▶ [THE EXERCISE]: Pull out every line of the listing below where "content" appears.

▶ [SUPPLIED INFORMATION]:

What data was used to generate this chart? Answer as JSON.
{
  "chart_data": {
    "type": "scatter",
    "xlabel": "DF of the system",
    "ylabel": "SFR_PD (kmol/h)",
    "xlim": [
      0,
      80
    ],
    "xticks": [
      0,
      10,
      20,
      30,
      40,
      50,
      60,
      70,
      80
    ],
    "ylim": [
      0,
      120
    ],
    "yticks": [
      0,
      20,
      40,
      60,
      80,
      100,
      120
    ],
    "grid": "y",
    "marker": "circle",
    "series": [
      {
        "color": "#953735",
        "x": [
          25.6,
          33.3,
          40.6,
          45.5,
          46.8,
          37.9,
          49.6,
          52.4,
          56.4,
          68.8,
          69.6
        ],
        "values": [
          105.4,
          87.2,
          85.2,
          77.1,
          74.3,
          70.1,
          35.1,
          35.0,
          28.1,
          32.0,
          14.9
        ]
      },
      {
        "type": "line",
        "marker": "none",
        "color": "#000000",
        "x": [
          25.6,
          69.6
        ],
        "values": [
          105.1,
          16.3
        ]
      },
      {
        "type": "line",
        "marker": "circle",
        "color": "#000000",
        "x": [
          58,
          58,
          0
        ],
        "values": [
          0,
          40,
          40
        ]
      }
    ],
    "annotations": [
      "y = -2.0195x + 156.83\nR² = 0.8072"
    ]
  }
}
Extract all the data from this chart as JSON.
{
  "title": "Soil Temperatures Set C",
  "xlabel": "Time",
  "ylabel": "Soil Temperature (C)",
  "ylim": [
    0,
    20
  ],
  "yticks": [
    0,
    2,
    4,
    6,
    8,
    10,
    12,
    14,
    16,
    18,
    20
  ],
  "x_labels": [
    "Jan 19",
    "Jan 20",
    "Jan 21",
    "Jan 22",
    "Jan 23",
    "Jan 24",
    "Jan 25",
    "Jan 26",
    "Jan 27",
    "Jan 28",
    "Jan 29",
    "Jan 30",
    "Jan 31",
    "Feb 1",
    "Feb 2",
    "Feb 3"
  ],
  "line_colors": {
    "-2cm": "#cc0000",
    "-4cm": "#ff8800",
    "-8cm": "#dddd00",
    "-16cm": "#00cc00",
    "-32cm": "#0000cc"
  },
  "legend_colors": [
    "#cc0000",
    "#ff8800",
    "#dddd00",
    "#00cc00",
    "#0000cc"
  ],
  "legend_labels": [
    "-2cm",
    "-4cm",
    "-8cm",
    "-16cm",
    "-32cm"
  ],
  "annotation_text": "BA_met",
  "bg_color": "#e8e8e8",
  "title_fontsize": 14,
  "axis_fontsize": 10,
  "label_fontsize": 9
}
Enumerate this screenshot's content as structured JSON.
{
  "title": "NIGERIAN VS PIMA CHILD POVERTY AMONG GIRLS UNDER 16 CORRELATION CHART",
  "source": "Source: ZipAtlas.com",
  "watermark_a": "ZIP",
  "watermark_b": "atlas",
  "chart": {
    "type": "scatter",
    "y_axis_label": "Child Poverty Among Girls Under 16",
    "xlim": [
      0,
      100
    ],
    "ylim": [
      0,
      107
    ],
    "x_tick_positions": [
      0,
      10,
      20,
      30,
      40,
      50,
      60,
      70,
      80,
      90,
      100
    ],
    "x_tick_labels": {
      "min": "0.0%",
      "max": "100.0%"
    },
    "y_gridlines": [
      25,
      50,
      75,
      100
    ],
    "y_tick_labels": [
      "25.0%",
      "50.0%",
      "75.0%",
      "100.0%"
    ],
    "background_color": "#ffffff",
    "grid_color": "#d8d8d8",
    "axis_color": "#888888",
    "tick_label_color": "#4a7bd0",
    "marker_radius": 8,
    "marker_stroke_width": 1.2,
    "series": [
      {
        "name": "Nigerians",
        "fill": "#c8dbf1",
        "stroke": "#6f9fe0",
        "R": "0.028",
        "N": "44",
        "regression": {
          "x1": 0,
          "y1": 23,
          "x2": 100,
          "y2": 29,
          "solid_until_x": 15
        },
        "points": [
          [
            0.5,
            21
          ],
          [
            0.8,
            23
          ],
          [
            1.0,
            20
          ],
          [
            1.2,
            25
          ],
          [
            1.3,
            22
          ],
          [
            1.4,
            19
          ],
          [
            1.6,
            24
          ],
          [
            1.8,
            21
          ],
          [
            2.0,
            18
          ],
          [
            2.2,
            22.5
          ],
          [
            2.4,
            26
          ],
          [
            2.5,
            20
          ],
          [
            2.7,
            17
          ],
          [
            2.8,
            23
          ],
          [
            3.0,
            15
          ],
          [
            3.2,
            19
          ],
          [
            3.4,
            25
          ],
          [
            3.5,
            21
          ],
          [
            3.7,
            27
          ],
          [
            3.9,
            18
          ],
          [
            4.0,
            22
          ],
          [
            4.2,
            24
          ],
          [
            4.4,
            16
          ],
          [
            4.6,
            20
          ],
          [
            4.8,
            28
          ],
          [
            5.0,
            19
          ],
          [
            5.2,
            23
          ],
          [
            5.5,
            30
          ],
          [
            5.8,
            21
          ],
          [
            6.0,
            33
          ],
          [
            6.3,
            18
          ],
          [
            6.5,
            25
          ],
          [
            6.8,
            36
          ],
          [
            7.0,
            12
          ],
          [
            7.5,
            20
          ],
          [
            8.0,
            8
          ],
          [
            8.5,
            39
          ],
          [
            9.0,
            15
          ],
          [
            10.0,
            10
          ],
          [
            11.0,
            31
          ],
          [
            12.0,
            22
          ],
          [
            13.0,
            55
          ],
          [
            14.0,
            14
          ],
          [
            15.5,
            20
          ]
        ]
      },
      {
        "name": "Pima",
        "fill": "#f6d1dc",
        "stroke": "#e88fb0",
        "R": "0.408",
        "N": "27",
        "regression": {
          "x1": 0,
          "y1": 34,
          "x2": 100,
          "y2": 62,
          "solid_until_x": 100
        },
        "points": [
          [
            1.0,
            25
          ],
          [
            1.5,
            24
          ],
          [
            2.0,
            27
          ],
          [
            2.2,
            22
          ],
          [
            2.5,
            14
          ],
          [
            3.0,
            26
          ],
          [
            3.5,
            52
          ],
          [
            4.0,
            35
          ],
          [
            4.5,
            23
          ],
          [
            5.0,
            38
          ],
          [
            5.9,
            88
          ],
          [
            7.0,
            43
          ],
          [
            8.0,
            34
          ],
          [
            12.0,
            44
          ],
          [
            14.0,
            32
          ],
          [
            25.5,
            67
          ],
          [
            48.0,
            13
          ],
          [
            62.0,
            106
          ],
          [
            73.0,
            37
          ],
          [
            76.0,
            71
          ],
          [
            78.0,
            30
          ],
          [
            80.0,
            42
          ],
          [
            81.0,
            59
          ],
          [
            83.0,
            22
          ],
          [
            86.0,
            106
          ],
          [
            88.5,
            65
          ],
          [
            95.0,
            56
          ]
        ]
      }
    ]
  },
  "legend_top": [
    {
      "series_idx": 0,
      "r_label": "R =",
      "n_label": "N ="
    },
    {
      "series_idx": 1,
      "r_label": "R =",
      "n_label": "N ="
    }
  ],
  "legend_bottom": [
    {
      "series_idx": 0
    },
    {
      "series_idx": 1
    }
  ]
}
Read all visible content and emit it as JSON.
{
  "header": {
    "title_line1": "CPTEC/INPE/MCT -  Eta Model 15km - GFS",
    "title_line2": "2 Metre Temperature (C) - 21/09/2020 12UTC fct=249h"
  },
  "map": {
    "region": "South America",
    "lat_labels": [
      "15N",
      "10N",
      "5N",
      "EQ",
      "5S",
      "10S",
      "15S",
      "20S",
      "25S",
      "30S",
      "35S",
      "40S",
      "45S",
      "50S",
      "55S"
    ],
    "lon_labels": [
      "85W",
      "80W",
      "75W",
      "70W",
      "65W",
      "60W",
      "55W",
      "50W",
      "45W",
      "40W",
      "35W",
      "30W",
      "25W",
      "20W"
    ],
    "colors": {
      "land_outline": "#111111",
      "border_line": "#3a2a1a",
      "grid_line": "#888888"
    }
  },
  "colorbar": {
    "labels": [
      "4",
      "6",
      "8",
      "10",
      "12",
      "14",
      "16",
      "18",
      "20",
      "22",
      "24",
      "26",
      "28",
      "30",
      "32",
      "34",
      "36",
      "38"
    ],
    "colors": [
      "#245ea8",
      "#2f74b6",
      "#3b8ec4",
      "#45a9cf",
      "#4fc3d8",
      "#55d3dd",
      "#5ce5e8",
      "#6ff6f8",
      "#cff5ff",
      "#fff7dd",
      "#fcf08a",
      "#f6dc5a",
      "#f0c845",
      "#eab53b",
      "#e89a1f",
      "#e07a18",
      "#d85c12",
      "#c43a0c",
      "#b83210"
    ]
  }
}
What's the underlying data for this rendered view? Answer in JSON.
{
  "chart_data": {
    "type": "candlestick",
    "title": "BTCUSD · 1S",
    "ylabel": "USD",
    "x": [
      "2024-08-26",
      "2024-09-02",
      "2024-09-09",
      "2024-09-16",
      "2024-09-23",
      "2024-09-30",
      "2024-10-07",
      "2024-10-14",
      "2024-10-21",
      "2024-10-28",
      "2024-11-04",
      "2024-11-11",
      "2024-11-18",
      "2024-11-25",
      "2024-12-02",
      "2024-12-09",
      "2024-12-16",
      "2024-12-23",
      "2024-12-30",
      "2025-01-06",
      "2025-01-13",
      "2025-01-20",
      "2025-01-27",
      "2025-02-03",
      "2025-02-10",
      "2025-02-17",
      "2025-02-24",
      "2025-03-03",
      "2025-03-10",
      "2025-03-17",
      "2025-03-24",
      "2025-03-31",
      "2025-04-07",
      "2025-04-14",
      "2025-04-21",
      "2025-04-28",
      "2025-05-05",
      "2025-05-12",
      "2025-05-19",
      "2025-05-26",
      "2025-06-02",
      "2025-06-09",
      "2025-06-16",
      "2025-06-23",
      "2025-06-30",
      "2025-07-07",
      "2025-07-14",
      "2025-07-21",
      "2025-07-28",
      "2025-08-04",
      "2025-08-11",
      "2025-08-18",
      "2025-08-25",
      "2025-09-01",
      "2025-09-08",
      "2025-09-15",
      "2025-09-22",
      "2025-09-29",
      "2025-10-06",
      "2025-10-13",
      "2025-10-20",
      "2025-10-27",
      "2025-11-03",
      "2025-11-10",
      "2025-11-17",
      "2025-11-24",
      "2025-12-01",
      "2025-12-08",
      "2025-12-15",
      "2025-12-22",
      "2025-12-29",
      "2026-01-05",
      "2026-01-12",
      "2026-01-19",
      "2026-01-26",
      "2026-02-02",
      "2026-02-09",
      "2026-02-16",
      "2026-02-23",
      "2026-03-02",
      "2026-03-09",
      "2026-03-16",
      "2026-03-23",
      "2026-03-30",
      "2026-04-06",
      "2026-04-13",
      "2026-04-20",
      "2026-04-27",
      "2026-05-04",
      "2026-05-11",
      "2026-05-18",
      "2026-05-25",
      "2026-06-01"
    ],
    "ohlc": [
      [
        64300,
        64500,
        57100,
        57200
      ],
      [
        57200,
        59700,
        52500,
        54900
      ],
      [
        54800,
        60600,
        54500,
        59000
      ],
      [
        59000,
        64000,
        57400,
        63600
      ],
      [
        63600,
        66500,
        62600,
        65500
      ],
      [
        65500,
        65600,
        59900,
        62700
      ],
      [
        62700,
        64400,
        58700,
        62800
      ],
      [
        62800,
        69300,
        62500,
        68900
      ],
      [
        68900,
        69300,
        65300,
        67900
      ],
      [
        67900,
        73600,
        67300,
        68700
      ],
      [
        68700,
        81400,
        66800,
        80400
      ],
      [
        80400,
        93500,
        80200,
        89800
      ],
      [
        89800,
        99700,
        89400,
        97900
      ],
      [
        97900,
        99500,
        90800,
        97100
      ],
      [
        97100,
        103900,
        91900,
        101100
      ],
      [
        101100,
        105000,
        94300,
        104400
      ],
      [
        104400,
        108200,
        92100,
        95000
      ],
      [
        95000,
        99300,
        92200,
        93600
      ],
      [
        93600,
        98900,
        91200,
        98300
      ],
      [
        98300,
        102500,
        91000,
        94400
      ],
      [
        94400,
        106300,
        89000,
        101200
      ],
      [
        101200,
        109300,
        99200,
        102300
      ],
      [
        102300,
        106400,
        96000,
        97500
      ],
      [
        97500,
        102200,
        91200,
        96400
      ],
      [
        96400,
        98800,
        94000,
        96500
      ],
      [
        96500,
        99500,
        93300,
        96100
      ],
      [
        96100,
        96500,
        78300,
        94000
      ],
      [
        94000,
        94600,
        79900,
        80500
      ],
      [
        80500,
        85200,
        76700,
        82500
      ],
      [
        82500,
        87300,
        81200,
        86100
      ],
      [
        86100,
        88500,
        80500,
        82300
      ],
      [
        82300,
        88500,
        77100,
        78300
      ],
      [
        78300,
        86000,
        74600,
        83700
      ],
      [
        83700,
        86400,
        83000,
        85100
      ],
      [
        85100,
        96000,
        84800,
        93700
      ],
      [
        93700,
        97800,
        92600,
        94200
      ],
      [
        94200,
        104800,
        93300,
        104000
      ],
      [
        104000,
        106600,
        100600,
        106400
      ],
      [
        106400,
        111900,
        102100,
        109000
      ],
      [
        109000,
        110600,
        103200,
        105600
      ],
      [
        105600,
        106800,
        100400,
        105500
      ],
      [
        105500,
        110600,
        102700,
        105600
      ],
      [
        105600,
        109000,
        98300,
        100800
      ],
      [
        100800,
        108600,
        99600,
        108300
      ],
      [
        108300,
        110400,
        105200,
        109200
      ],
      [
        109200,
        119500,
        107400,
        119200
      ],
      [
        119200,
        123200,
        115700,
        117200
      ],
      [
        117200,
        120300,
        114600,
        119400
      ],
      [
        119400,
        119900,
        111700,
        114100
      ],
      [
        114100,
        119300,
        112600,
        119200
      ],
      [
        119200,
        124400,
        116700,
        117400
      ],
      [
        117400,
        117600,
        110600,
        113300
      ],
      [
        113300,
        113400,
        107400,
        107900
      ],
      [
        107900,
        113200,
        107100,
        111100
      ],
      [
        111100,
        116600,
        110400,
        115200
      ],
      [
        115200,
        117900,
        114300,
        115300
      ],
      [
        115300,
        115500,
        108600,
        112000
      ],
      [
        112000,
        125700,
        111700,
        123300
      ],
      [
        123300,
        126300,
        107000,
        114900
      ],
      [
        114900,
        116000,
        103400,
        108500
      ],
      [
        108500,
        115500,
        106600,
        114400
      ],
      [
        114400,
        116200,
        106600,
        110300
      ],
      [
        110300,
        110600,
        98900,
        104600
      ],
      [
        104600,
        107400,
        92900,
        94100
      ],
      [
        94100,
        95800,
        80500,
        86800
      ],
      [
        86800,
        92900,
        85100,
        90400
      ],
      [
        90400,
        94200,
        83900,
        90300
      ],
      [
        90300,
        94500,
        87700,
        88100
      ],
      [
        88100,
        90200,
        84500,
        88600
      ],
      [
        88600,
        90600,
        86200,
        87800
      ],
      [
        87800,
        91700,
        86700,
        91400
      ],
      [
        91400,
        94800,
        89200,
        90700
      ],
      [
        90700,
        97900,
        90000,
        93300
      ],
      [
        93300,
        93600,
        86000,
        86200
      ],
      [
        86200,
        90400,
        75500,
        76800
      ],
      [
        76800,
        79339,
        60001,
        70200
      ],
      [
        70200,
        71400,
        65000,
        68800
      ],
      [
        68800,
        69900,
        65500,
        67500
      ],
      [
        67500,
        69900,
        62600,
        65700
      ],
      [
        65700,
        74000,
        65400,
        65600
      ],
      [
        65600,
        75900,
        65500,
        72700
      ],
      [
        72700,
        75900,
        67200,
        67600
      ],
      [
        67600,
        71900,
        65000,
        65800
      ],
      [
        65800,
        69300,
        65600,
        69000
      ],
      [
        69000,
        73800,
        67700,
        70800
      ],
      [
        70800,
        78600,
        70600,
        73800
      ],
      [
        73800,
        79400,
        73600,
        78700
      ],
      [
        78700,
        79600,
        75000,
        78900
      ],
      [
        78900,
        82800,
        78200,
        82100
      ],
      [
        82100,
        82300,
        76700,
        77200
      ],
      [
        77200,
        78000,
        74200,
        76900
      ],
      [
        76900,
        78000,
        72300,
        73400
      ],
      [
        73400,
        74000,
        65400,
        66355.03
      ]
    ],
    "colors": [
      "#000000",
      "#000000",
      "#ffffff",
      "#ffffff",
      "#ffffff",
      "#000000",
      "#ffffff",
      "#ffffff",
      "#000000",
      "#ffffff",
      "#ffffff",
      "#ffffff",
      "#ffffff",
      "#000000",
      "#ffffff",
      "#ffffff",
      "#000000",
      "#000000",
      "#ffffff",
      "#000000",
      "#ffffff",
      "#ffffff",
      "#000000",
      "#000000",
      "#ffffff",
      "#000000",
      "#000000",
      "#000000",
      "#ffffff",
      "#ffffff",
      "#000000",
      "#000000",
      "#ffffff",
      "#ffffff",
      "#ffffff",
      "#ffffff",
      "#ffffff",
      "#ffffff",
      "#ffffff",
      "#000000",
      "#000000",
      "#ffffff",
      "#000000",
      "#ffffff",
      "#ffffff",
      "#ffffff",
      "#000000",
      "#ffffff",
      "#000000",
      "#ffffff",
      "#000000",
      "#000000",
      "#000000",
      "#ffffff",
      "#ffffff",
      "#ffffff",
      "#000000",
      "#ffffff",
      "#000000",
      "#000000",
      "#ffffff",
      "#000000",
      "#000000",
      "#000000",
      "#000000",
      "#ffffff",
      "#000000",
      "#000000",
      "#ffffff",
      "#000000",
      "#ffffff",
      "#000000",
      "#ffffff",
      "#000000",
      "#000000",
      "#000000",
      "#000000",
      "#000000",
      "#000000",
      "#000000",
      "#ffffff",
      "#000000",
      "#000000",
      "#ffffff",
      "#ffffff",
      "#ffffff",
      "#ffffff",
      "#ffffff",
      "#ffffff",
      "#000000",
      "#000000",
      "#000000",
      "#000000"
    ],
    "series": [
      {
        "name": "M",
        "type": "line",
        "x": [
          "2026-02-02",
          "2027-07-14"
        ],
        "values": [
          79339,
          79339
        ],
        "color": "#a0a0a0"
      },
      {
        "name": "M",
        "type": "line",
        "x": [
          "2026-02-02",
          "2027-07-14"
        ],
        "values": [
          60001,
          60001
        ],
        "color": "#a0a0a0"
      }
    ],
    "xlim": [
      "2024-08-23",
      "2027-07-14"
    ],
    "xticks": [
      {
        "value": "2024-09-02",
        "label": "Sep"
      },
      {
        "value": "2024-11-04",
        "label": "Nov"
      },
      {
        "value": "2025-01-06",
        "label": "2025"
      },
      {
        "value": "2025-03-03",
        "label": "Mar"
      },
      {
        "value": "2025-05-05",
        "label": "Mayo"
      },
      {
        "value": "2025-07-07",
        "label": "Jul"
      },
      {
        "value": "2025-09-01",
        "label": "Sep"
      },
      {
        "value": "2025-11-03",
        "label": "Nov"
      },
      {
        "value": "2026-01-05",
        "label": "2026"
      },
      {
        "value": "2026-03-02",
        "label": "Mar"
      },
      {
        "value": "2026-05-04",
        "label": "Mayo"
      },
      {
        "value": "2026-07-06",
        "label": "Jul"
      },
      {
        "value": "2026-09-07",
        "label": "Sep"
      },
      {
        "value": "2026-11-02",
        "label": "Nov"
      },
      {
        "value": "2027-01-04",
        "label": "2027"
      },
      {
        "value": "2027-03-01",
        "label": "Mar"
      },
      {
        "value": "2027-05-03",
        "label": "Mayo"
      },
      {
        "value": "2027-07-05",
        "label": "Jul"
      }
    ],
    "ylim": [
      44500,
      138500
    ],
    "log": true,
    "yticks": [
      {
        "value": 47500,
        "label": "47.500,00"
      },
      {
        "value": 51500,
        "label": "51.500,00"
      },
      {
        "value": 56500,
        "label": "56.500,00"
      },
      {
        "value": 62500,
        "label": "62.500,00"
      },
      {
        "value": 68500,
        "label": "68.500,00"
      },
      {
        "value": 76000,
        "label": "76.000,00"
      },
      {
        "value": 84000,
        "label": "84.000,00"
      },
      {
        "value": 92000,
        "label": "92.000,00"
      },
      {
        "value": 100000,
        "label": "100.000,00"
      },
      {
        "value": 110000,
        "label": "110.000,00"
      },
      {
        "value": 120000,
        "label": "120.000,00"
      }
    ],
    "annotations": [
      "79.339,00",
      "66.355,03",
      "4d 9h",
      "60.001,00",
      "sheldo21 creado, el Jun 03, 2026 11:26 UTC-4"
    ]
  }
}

▶ [EXPECTED ANSWER]:
Enumerate this screenshot's content as structured JSON.
Read all visible content and emit it as JSON.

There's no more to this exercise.